A run of records
╔══

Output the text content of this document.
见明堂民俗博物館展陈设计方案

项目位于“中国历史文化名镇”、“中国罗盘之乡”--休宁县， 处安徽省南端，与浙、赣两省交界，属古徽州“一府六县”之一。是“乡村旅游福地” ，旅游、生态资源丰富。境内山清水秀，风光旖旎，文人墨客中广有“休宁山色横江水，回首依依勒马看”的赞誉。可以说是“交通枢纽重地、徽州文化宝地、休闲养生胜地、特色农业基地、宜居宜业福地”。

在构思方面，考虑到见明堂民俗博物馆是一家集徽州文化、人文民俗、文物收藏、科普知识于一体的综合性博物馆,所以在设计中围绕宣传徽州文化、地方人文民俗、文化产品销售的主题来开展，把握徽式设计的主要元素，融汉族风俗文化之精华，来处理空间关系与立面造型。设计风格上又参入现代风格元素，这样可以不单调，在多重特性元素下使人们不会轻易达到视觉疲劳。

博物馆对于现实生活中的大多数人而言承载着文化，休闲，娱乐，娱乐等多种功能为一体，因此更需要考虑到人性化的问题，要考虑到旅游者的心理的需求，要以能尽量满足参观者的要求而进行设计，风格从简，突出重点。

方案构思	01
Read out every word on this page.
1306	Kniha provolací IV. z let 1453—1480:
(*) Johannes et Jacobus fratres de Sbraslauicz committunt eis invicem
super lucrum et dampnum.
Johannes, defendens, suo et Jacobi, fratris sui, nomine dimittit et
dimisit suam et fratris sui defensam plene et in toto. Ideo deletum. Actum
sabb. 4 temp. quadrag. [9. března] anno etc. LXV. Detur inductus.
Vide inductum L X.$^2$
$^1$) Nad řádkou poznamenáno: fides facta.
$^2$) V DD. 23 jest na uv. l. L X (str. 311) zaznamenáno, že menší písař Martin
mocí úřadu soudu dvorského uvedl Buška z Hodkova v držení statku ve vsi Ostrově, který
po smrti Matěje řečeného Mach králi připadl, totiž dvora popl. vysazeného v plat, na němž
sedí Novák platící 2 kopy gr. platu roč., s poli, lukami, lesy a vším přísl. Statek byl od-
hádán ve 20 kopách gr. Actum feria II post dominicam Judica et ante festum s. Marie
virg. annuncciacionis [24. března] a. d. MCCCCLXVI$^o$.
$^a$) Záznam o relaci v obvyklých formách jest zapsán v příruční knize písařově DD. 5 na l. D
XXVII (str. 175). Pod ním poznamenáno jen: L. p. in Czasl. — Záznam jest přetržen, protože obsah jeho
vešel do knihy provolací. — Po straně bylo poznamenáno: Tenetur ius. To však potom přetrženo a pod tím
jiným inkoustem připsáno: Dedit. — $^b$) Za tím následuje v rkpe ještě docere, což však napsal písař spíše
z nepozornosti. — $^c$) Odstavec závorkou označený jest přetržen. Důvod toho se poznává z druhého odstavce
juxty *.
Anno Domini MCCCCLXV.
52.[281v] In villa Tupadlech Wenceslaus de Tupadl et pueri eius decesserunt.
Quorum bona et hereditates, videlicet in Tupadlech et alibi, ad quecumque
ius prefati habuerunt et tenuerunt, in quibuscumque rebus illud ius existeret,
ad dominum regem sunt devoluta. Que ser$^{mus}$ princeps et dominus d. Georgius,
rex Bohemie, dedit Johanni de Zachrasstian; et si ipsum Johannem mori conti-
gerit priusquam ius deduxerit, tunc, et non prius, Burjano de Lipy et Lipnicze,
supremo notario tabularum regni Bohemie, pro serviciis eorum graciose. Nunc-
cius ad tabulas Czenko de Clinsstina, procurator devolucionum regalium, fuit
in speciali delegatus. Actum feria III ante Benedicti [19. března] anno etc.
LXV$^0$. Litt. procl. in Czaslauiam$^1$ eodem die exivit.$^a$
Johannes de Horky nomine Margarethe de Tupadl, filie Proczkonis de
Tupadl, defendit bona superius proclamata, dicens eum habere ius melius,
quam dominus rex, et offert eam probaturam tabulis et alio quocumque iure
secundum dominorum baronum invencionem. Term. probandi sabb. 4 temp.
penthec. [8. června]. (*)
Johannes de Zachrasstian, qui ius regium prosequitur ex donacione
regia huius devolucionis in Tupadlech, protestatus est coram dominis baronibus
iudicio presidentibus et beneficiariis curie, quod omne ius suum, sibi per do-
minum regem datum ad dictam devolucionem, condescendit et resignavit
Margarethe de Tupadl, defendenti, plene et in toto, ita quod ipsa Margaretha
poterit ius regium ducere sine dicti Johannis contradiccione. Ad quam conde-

╚══

### EXERCISE DIRECTIONS
Which lines of the data above contain "this"? Copy each one.

### TASK RESPONSE
Output the text content of this document.
Read out every word on this page.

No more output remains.